*Exercise aim*: Copy every line of the data listing below verbatim, with no changes.

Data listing

************

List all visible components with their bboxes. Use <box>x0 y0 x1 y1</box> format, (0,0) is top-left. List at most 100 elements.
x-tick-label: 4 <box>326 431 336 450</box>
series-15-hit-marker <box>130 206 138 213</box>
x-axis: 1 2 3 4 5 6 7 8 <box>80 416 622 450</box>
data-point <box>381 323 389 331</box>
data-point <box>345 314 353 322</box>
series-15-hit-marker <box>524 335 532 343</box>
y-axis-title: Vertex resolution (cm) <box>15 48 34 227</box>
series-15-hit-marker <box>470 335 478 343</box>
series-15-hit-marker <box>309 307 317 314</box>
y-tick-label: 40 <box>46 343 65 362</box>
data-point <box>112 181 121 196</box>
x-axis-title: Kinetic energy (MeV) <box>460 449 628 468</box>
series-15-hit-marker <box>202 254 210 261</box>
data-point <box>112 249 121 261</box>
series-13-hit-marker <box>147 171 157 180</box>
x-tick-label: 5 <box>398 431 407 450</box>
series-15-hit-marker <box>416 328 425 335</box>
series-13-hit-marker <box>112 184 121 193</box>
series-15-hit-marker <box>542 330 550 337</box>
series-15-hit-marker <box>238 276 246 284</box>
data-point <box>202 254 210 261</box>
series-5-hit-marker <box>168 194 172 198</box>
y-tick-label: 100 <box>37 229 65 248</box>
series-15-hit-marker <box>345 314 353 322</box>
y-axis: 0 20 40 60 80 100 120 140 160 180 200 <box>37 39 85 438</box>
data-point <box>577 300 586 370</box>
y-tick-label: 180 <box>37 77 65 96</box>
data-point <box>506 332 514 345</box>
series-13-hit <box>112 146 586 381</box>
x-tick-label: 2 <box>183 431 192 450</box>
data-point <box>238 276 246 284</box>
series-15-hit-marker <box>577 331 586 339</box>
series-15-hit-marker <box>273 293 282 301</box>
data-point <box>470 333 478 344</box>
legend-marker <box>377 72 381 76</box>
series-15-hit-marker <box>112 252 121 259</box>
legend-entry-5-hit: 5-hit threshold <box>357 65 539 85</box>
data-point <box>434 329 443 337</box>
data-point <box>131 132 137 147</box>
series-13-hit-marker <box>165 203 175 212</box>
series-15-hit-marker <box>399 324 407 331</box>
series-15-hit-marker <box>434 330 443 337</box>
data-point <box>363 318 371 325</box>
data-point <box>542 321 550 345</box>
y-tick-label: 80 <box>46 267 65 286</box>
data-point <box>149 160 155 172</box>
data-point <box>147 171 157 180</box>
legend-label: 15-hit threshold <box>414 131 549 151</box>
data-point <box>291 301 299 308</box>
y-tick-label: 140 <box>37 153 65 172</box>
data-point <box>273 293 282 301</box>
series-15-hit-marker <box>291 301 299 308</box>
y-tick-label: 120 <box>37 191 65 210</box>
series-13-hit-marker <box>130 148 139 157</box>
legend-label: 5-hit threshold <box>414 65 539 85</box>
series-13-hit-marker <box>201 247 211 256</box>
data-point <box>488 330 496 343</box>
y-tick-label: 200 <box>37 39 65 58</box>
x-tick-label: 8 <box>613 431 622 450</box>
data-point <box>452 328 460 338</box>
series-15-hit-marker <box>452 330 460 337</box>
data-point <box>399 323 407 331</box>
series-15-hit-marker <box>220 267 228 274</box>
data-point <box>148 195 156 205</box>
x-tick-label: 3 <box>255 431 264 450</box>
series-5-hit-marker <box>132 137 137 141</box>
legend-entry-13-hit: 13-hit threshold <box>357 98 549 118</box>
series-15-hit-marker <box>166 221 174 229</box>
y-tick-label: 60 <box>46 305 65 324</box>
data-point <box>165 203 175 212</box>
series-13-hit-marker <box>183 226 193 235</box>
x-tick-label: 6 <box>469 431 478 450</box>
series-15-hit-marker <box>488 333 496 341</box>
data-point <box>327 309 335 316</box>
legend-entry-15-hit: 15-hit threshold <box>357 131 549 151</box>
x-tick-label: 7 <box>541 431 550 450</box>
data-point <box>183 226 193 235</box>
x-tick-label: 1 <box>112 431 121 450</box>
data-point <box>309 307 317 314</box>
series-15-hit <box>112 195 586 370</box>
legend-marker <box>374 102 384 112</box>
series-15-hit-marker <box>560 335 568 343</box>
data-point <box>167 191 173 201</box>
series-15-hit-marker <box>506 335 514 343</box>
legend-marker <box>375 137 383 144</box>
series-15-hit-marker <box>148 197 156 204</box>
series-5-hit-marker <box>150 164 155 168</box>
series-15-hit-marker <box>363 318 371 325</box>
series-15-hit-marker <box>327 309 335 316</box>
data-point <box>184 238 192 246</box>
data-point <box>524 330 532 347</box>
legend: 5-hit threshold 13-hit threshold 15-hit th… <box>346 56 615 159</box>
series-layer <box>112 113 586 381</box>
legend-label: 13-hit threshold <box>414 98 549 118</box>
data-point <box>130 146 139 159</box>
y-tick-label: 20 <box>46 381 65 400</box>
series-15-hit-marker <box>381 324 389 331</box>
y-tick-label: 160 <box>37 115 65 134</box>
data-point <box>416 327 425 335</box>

************

*Solution to the problem*:
List all visible components with their bboxes. Use <box>x0 y0 x1 y1</box> format, (0,0) is top-left. List at most 100 elements.
x-tick-label: 4 <box>326 431 336 450</box>
series-15-hit-marker <box>130 206 138 213</box>
x-axis: 1 2 3 4 5 6 7 8 <box>80 416 622 450</box>
data-point <box>381 323 389 331</box>
data-point <box>345 314 353 322</box>
series-15-hit-marker <box>524 335 532 343</box>
y-axis-title: Vertex resolution (cm) <box>15 48 34 227</box>
series-15-hit-marker <box>470 335 478 343</box>
series-15-hit-marker <box>309 307 317 314</box>
y-tick-label: 40 <box>46 343 65 362</box>
data-point <box>112 181 121 196</box>
x-axis-title: Kinetic energy (MeV) <box>460 449 628 468</box>
series-15-hit-marker <box>202 254 210 261</box>
data-point <box>112 249 121 261</box>
series-13-hit-marker <box>147 171 157 180</box>
x-tick-label: 5 <box>398 431 407 450</box>
series-15-hit-marker <box>416 328 425 335</box>
series-13-hit-marker <box>112 184 121 193</box>
series-15-hit-marker <box>542 330 550 337</box>
series-15-hit-marker <box>238 276 246 284</box>
data-point <box>202 254 210 261</box>
series-5-hit-marker <box>168 194 172 198</box>
y-tick-label: 100 <box>37 229 65 248</box>
series-15-hit-marker <box>345 314 353 322</box>
y-axis: 0 20 40 60 80 100 120 140 160 180 200 <box>37 39 85 438</box>
data-point <box>577 300 586 370</box>
y-tick-label: 180 <box>37 77 65 96</box>
data-point <box>506 332 514 345</box>
series-13-hit <box>112 146 586 381</box>
x-tick-label: 2 <box>183 431 192 450</box>
data-point <box>238 276 246 284</box>
series-15-hit-marker <box>577 331 586 339</box>
series-15-hit-marker <box>273 293 282 301</box>
data-point <box>470 333 478 344</box>
legend-marker <box>377 72 381 76</box>
series-15-hit-marker <box>112 252 121 259</box>
legend-entry-5-hit: 5-hit threshold <box>357 65 539 85</box>
data-point <box>434 329 443 337</box>
data-point <box>131 132 137 147</box>
series-13-hit-marker <box>165 203 175 212</box>
series-15-hit-marker <box>399 324 407 331</box>
series-15-hit-marker <box>434 330 443 337</box>
data-point <box>363 318 371 325</box>
data-point <box>542 321 550 345</box>
y-tick-label: 80 <box>46 267 65 286</box>
data-point <box>149 160 155 172</box>
data-point <box>147 171 157 180</box>
legend-label: 15-hit threshold <box>414 131 549 151</box>
data-point <box>291 301 299 308</box>
y-tick-label: 140 <box>37 153 65 172</box>
data-point <box>273 293 282 301</box>
series-15-hit-marker <box>291 301 299 308</box>
y-tick-label: 120 <box>37 191 65 210</box>
series-13-hit-marker <box>130 148 139 157</box>
legend-label: 5-hit threshold <box>414 65 539 85</box>
series-13-hit-marker <box>201 247 211 256</box>
data-point <box>488 330 496 343</box>
y-tick-label: 200 <box>37 39 65 58</box>
x-tick-label: 8 <box>613 431 622 450</box>
data-point <box>452 328 460 338</box>
series-15-hit-marker <box>452 330 460 337</box>
data-point <box>399 323 407 331</box>
series-15-hit-marker <box>220 267 228 274</box>
data-point <box>148 195 156 205</box>
x-tick-label: 3 <box>255 431 264 450</box>
series-5-hit-marker <box>132 137 137 141</box>
legend-entry-13-hit: 13-hit threshold <box>357 98 549 118</box>
series-15-hit-marker <box>166 221 174 229</box>
y-tick-label: 60 <box>46 305 65 324</box>
data-point <box>165 203 175 212</box>
series-13-hit-marker <box>183 226 193 235</box>
x-tick-label: 6 <box>469 431 478 450</box>
series-15-hit-marker <box>488 333 496 341</box>
data-point <box>327 309 335 316</box>
legend-entry-15-hit: 15-hit threshold <box>357 131 549 151</box>
x-tick-label: 7 <box>541 431 550 450</box>
data-point <box>183 226 193 235</box>
x-tick-label: 1 <box>112 431 121 450</box>
data-point <box>309 307 317 314</box>
series-15-hit <box>112 195 586 370</box>
legend-marker <box>374 102 384 112</box>
series-15-hit-marker <box>560 335 568 343</box>
data-point <box>167 191 173 201</box>
series-15-hit-marker <box>506 335 514 343</box>
legend-marker <box>375 137 383 144</box>
series-15-hit-marker <box>148 197 156 204</box>
series-5-hit-marker <box>150 164 155 168</box>
series-15-hit-marker <box>363 318 371 325</box>
series-15-hit-marker <box>327 309 335 316</box>
data-point <box>184 238 192 246</box>
data-point <box>524 330 532 347</box>
legend: 5-hit threshold 13-hit threshold 15-hit th… <box>346 56 615 159</box>
series-layer <box>112 113 586 381</box>
legend-label: 13-hit threshold <box>414 98 549 118</box>
data-point <box>130 146 139 159</box>
y-tick-label: 20 <box>46 381 65 400</box>
series-15-hit-marker <box>381 324 389 331</box>
y-tick-label: 160 <box>37 115 65 134</box>
data-point <box>416 327 425 335</box>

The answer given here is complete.